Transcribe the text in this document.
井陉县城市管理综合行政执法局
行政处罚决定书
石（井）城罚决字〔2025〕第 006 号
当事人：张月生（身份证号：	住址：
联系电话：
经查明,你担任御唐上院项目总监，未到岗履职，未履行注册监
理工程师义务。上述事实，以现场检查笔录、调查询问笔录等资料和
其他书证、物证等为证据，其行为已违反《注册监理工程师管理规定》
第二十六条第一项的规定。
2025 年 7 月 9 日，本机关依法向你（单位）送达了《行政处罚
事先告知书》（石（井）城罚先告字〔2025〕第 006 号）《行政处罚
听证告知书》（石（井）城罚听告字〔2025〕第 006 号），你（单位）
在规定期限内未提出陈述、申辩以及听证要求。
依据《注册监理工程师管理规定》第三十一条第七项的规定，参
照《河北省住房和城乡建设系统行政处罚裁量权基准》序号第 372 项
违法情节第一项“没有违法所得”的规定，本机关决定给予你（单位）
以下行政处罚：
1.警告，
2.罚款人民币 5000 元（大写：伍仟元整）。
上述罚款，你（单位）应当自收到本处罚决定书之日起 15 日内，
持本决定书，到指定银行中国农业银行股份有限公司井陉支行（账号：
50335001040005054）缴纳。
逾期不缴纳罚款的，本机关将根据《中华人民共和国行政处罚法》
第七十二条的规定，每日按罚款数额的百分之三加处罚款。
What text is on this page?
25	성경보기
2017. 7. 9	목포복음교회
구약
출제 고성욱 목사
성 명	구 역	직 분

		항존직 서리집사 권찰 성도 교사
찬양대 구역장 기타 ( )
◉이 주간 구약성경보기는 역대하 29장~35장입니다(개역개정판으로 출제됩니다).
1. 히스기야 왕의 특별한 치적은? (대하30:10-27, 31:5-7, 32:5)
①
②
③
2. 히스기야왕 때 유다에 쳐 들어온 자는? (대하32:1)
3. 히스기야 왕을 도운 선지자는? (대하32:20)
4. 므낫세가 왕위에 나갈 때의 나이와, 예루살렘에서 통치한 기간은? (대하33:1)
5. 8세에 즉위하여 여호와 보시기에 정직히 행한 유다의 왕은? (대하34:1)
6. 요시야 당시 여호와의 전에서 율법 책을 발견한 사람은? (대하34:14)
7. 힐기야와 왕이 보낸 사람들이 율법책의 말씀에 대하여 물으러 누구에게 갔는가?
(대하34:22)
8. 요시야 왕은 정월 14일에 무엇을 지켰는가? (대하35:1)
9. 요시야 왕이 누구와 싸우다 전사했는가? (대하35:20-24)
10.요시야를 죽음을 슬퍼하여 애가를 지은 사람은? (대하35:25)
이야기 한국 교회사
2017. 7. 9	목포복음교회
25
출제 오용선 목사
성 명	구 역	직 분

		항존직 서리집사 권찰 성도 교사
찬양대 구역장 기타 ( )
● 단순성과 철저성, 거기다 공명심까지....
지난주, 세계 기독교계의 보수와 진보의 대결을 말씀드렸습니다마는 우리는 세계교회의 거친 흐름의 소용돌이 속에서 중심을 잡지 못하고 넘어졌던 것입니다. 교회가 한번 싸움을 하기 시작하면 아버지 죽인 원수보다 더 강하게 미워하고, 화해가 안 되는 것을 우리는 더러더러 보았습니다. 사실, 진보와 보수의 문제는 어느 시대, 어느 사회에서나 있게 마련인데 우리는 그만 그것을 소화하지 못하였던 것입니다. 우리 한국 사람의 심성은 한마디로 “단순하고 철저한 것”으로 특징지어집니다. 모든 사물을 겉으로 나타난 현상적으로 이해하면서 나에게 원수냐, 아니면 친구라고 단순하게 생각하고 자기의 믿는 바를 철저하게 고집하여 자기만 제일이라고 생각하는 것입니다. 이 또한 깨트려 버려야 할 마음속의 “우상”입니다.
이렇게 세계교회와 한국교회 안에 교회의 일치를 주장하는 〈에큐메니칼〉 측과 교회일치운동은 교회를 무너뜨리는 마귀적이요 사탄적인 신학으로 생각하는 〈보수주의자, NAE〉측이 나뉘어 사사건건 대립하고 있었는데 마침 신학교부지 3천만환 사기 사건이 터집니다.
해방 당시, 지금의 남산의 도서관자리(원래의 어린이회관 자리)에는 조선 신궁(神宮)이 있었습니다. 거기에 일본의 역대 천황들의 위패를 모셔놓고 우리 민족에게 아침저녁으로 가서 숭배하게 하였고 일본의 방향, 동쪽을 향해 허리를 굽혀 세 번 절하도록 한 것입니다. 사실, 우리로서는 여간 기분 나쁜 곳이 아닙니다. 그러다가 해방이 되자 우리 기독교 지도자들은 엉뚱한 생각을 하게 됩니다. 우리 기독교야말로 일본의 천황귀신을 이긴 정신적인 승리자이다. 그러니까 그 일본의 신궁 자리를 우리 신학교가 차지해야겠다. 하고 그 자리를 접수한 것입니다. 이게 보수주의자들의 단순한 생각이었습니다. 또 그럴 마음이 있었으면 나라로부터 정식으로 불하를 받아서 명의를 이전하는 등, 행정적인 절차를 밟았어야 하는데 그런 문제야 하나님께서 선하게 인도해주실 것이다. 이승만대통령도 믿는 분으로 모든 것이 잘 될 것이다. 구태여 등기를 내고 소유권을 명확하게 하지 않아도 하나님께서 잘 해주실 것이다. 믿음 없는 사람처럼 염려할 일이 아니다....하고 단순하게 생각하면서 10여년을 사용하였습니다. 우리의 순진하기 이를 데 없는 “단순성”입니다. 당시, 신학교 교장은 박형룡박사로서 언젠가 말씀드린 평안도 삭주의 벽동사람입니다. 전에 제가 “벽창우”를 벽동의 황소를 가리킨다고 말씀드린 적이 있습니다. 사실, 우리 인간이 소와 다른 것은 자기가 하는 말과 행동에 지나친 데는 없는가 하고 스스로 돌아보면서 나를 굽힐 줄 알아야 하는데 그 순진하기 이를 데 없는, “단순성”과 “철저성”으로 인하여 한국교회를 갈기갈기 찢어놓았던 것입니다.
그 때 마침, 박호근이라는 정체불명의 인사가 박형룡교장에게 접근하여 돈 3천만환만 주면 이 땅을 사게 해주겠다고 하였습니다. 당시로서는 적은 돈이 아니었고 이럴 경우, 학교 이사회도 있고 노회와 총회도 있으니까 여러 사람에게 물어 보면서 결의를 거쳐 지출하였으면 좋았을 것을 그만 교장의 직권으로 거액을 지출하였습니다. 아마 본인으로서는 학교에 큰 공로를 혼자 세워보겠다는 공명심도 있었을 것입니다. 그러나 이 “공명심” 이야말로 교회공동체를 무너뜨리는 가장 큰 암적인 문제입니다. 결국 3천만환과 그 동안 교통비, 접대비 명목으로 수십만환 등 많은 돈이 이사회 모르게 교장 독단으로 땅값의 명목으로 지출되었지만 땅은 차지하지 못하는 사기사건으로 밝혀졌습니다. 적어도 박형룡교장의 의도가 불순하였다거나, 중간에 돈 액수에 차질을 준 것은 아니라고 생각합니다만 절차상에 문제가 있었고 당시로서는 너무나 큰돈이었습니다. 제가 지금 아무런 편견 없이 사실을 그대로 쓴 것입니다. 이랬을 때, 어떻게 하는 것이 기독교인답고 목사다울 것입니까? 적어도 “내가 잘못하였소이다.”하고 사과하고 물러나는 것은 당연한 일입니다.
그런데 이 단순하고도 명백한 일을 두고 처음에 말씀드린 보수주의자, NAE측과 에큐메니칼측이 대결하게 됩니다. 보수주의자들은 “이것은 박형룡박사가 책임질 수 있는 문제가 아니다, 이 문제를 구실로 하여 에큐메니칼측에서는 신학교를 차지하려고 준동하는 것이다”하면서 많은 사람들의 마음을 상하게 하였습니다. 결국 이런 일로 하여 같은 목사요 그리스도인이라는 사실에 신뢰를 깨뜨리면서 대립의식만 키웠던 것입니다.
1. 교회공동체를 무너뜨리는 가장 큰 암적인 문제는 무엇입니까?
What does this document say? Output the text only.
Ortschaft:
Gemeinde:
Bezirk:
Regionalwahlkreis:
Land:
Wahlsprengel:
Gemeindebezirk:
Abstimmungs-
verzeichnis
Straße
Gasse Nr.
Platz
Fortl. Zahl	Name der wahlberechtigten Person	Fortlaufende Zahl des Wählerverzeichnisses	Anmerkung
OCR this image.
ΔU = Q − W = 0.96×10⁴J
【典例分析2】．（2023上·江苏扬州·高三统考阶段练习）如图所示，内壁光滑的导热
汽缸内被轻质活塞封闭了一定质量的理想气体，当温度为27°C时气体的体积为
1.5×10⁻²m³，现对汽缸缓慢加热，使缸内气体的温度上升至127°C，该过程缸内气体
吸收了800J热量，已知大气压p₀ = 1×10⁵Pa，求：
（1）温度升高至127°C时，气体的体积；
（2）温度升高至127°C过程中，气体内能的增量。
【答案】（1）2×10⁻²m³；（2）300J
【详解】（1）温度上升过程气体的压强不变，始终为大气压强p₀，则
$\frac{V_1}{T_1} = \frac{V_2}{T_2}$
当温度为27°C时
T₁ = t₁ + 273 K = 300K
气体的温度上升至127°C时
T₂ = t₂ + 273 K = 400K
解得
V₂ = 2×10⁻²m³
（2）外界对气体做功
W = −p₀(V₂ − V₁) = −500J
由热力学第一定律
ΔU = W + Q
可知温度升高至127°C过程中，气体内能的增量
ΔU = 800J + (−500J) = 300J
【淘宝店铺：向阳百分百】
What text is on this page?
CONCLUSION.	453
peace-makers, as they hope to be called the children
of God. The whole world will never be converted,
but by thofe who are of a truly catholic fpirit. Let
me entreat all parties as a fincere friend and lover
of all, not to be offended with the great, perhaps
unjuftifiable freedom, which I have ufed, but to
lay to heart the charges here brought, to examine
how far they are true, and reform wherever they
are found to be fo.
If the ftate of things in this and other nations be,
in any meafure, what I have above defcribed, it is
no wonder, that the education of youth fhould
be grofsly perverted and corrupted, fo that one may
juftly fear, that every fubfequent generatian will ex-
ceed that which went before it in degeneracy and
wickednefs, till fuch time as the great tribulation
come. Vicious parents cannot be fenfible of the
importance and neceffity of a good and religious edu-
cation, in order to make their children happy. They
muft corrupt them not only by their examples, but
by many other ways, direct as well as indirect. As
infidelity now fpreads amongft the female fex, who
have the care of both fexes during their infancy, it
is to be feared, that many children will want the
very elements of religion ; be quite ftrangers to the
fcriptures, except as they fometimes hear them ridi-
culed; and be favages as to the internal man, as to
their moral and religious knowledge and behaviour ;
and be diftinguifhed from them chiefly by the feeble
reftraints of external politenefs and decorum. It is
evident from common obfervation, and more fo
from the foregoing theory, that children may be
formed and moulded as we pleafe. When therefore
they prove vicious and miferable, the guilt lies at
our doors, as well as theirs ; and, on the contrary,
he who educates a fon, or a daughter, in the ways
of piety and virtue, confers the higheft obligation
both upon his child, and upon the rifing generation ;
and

DIRECTIVE >> For the string "them", count the lines of the entries above that include it; answer with the number only.

ANSWER FOR THE TASK >> 3